=== Records for the task ===
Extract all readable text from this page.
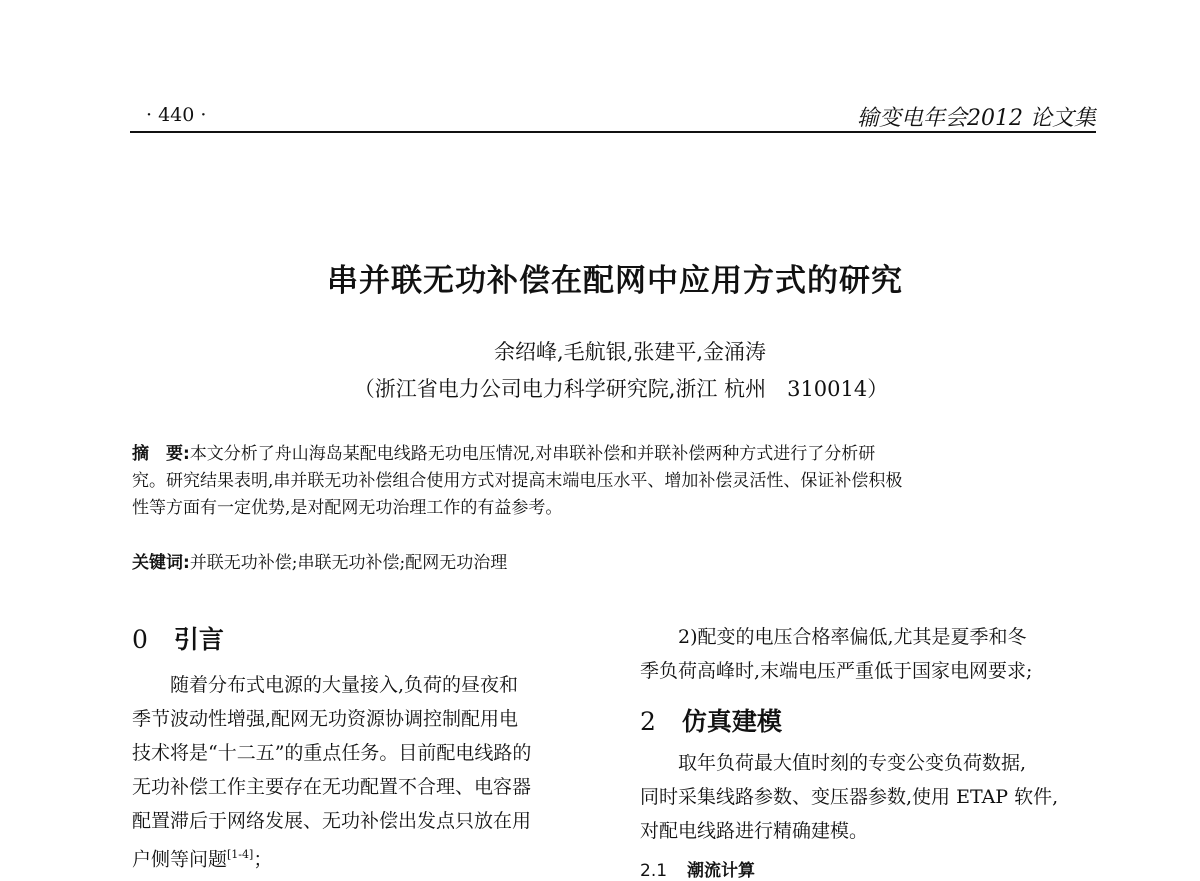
· 440 ·	输变电年会2012 论文集
串并联无功补偿在配网中应用方式的研究
余绍峰,毛航银,张建平,金涌涛
（浙江省电力公司电力科学研究院,浙江 杭州　310014）
摘　要:本文分析了舟山海岛某配电线路无功电压情况,对串联补偿和并联补偿两种方式进行了分析研
究。研究结果表明,串并联无功补偿组合使用方式对提高末端电压水平、增加补偿灵活性、保证补偿积极
性等方面有一定优势,是对配网无功治理工作的有益参考。
关键词:并联无功补偿;串联无功补偿;配网无功治理
0 引言
随着分布式电源的大量接入,负荷的昼夜和
季节波动性增强,配网无功资源协调控制配用电
技术将是“十二五”的重点任务。目前配电线路的
无功补偿工作主要存在无功配置不合理、电容器
配置滞后于网络发展、无功补偿出发点只放在用
户侧等问题[1-4]；
2)配变的电压合格率偏低,尤其是夏季和冬
季负荷高峰时,末端电压严重低于国家电网要求;
2 仿真建模
取年负荷最大值时刻的专变公变负荷数据,
同时采集线路参数、变压器参数,使用 ETAP 软件,
对配电线路进行精确建模。
2.1 潮流计算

=== Short exercise ===
Leave out the pictures and copy the rest of the material above exactly.

=== Solution to this task ===
Extract all readable text from this page.
· 440 ·	输变电年会2012 论文集
串并联无功补偿在配网中应用方式的研究
余绍峰,毛航银,张建平,金涌涛
（浙江省电力公司电力科学研究院,浙江 杭州　310014）
摘　要:本文分析了舟山海岛某配电线路无功电压情况,对串联补偿和并联补偿两种方式进行了分析研
究。研究结果表明,串并联无功补偿组合使用方式对提高末端电压水平、增加补偿灵活性、保证补偿积极
性等方面有一定优势,是对配网无功治理工作的有益参考。
关键词:并联无功补偿;串联无功补偿;配网无功治理
0 引言
随着分布式电源的大量接入,负荷的昼夜和
季节波动性增强,配网无功资源协调控制配用电
技术将是“十二五”的重点任务。目前配电线路的
无功补偿工作主要存在无功配置不合理、电容器
配置滞后于网络发展、无功补偿出发点只放在用
户侧等问题[1-4]；
2)配变的电压合格率偏低,尤其是夏季和冬
季负荷高峰时,末端电压严重低于国家电网要求;
2 仿真建模
取年负荷最大值时刻的专变公变负荷数据,
同时采集线路参数、变压器参数,使用 ETAP 软件,
对配电线路进行精确建模。
2.1 潮流计算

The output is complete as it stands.